Entries taken from a collection
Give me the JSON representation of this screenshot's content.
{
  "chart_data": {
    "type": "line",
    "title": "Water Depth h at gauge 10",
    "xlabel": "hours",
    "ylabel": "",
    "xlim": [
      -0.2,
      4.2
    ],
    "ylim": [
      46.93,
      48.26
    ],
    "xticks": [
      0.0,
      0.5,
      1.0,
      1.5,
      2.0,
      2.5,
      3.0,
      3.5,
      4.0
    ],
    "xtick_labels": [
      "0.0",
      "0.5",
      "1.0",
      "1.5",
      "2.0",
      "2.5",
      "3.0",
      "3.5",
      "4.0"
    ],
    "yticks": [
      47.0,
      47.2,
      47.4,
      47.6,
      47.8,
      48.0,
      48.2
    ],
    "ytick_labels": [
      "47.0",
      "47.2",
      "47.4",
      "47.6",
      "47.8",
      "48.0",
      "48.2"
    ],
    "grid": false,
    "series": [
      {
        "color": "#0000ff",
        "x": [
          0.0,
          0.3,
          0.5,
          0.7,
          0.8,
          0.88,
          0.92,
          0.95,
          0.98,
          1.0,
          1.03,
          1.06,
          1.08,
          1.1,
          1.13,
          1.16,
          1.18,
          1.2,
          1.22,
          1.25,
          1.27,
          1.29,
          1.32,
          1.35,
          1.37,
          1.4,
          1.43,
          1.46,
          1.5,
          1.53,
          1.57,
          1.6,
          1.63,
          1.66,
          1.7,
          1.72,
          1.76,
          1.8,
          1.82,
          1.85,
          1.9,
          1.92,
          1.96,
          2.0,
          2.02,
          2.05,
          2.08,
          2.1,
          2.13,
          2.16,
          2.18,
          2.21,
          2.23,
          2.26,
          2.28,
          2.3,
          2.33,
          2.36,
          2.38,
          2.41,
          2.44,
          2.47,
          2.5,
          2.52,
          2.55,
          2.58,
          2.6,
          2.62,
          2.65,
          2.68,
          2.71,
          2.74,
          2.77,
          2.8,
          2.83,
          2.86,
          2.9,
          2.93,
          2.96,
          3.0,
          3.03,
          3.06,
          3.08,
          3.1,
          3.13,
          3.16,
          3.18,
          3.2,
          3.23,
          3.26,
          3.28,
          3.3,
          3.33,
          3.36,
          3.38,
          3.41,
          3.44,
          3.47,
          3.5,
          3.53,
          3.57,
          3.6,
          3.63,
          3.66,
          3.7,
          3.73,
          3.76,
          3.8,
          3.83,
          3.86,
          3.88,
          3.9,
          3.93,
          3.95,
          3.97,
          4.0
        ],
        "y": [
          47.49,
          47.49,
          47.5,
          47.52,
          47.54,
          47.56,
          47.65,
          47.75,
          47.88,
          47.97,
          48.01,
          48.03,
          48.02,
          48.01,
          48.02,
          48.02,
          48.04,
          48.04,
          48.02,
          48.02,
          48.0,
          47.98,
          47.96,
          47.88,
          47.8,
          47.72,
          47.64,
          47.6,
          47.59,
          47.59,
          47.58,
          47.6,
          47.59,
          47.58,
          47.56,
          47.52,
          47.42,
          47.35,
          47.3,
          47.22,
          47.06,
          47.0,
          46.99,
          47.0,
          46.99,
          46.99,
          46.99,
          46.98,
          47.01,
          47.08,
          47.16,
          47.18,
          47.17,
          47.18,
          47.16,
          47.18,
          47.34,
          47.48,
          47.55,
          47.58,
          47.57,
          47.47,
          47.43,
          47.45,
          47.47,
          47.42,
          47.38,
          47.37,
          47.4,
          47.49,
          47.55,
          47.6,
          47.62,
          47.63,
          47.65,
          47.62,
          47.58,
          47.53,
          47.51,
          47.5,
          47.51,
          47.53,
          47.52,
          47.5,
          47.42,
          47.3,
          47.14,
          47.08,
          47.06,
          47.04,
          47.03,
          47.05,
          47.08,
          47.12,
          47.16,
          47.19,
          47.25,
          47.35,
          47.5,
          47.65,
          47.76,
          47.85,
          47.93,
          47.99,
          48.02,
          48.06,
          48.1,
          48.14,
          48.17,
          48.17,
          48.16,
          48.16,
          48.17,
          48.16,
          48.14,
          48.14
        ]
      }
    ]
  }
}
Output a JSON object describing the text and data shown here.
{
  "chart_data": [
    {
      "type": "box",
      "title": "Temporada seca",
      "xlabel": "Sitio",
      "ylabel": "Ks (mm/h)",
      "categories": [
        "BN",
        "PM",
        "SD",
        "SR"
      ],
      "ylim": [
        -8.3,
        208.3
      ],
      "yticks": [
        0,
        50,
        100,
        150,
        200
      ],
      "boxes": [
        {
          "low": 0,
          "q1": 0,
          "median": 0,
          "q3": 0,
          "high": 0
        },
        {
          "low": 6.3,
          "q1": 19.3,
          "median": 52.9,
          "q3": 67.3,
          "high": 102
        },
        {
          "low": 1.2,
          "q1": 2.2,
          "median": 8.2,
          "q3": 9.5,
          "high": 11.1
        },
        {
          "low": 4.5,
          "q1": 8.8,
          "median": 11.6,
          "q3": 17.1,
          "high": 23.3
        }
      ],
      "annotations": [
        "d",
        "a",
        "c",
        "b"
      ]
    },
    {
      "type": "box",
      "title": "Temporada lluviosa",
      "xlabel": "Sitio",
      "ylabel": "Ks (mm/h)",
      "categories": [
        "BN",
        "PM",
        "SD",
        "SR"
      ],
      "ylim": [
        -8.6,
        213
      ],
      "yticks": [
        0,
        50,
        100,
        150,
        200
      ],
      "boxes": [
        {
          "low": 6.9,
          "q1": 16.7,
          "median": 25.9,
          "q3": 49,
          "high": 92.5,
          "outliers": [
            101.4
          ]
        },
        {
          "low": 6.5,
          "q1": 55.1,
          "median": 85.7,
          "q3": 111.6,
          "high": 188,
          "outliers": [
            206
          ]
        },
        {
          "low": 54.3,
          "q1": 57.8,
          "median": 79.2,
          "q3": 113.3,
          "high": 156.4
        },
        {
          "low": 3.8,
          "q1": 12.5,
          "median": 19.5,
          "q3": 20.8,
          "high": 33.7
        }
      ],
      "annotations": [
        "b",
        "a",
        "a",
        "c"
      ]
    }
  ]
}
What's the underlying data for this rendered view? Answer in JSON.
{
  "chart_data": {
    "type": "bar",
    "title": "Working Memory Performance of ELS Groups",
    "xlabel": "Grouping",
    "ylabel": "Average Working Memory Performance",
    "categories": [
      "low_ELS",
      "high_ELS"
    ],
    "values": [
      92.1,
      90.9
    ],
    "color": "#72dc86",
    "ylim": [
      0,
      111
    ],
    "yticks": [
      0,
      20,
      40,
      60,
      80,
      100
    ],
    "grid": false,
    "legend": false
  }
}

*WHAT YOU HAVE TO DO*:
Print every record above exactly as written.

*RESPONSE FOR THIS EXERCISE*:
Give me the JSON representation of this screenshot's content.
{
  "chart_data": {
    "type": "line",
    "title": "Water Depth h at gauge 10",
    "xlabel": "hours",
    "ylabel": "",
    "xlim": [
      -0.2,
      4.2
    ],
    "ylim": [
      46.93,
      48.26
    ],
    "xticks": [
      0.0,
      0.5,
      1.0,
      1.5,
      2.0,
      2.5,
      3.0,
      3.5,
      4.0
    ],
    "xtick_labels": [
      "0.0",
      "0.5",
      "1.0",
      "1.5",
      "2.0",
      "2.5",
      "3.0",
      "3.5",
      "4.0"
    ],
    "yticks": [
      47.0,
      47.2,
      47.4,
      47.6,
      47.8,
      48.0,
      48.2
    ],
    "ytick_labels": [
      "47.0",
      "47.2",
      "47.4",
      "47.6",
      "47.8",
      "48.0",
      "48.2"
    ],
    "grid": false,
    "series": [
      {
        "color": "#0000ff",
        "x": [
          0.0,
          0.3,
          0.5,
          0.7,
          0.8,
          0.88,
          0.92,
          0.95,
          0.98,
          1.0,
          1.03,
          1.06,
          1.08,
          1.1,
          1.13,
          1.16,
          1.18,
          1.2,
          1.22,
          1.25,
          1.27,
          1.29,
          1.32,
          1.35,
          1.37,
          1.4,
          1.43,
          1.46,
          1.5,
          1.53,
          1.57,
          1.6,
          1.63,
          1.66,
          1.7,
          1.72,
          1.76,
          1.8,
          1.82,
          1.85,
          1.9,
          1.92,
          1.96,
          2.0,
          2.02,
          2.05,
          2.08,
          2.1,
          2.13,
          2.16,
          2.18,
          2.21,
          2.23,
          2.26,
          2.28,
          2.3,
          2.33,
          2.36,
          2.38,
          2.41,
          2.44,
          2.47,
          2.5,
          2.52,
          2.55,
          2.58,
          2.6,
          2.62,
          2.65,
          2.68,
          2.71,
          2.74,
          2.77,
          2.8,
          2.83,
          2.86,
          2.9,
          2.93,
          2.96,
          3.0,
          3.03,
          3.06,
          3.08,
          3.1,
          3.13,
          3.16,
          3.18,
          3.2,
          3.23,
          3.26,
          3.28,
          3.3,
          3.33,
          3.36,
          3.38,
          3.41,
          3.44,
          3.47,
          3.5,
          3.53,
          3.57,
          3.6,
          3.63,
          3.66,
          3.7,
          3.73,
          3.76,
          3.8,
          3.83,
          3.86,
          3.88,
          3.9,
          3.93,
          3.95,
          3.97,
          4.0
        ],
        "y": [
          47.49,
          47.49,
          47.5,
          47.52,
          47.54,
          47.56,
          47.65,
          47.75,
          47.88,
          47.97,
          48.01,
          48.03,
          48.02,
          48.01,
          48.02,
          48.02,
          48.04,
          48.04,
          48.02,
          48.02,
          48.0,
          47.98,
          47.96,
          47.88,
          47.8,
          47.72,
          47.64,
          47.6,
          47.59,
          47.59,
          47.58,
          47.6,
          47.59,
          47.58,
          47.56,
          47.52,
          47.42,
          47.35,
          47.3,
          47.22,
          47.06,
          47.0,
          46.99,
          47.0,
          46.99,
          46.99,
          46.99,
          46.98,
          47.01,
          47.08,
          47.16,
          47.18,
          47.17,
          47.18,
          47.16,
          47.18,
          47.34,
          47.48,
          47.55,
          47.58,
          47.57,
          47.47,
          47.43,
          47.45,
          47.47,
          47.42,
          47.38,
          47.37,
          47.4,
          47.49,
          47.55,
          47.6,
          47.62,
          47.63,
          47.65,
          47.62,
          47.58,
          47.53,
          47.51,
          47.5,
          47.51,
          47.53,
          47.52,
          47.5,
          47.42,
          47.3,
          47.14,
          47.08,
          47.06,
          47.04,
          47.03,
          47.05,
          47.08,
          47.12,
          47.16,
          47.19,
          47.25,
          47.35,
          47.5,
          47.65,
          47.76,
          47.85,
          47.93,
          47.99,
          48.02,
          48.06,
          48.1,
          48.14,
          48.17,
          48.17,
          48.16,
          48.16,
          48.17,
          48.16,
          48.14,
          48.14
        ]
      }
    ]
  }
}
Output a JSON object describing the text and data shown here.
{
  "chart_data": [
    {
      "type": "box",
      "title": "Temporada seca",
      "xlabel": "Sitio",
      "ylabel": "Ks (mm/h)",
      "categories": [
        "BN",
        "PM",
        "SD",
        "SR"
      ],
      "ylim": [
        -8.3,
        208.3
      ],
      "yticks": [
        0,
        50,
        100,
        150,
        200
      ],
      "boxes": [
        {
          "low": 0,
          "q1": 0,
          "median": 0,
          "q3": 0,
          "high": 0
        },
        {
          "low": 6.3,
          "q1": 19.3,
          "median": 52.9,
          "q3": 67.3,
          "high": 102
        },
        {
          "low": 1.2,
          "q1": 2.2,
          "median": 8.2,
          "q3": 9.5,
          "high": 11.1
        },
        {
          "low": 4.5,
          "q1": 8.8,
          "median": 11.6,
          "q3": 17.1,
          "high": 23.3
        }
      ],
      "annotations": [
        "d",
        "a",
        "c",
        "b"
      ]
    },
    {
      "type": "box",
      "title": "Temporada lluviosa",
      "xlabel": "Sitio",
      "ylabel": "Ks (mm/h)",
      "categories": [
        "BN",
        "PM",
        "SD",
        "SR"
      ],
      "ylim": [
        -8.6,
        213
      ],
      "yticks": [
        0,
        50,
        100,
        150,
        200
      ],
      "boxes": [
        {
          "low": 6.9,
          "q1": 16.7,
          "median": 25.9,
          "q3": 49,
          "high": 92.5,
          "outliers": [
            101.4
          ]
        },
        {
          "low": 6.5,
          "q1": 55.1,
          "median": 85.7,
          "q3": 111.6,
          "high": 188,
          "outliers": [
            206
          ]
        },
        {
          "low": 54.3,
          "q1": 57.8,
          "median": 79.2,
          "q3": 113.3,
          "high": 156.4
        },
        {
          "low": 3.8,
          "q1": 12.5,
          "median": 19.5,
          "q3": 20.8,
          "high": 33.7
        }
      ],
      "annotations": [
        "b",
        "a",
        "a",
        "c"
      ]
    }
  ]
}
What's the underlying data for this rendered view? Answer in JSON.
{
  "chart_data": {
    "type": "bar",
    "title": "Working Memory Performance of ELS Groups",
    "xlabel": "Grouping",
    "ylabel": "Average Working Memory Performance",
    "categories": [
      "low_ELS",
      "high_ELS"
    ],
    "values": [
      92.1,
      90.9
    ],
    "color": "#72dc86",
    "ylim": [
      0,
      111
    ],
    "yticks": [
      0,
      20,
      40,
      60,
      80,
      100
    ],
    "grid": false,
    "legend": false
  }
}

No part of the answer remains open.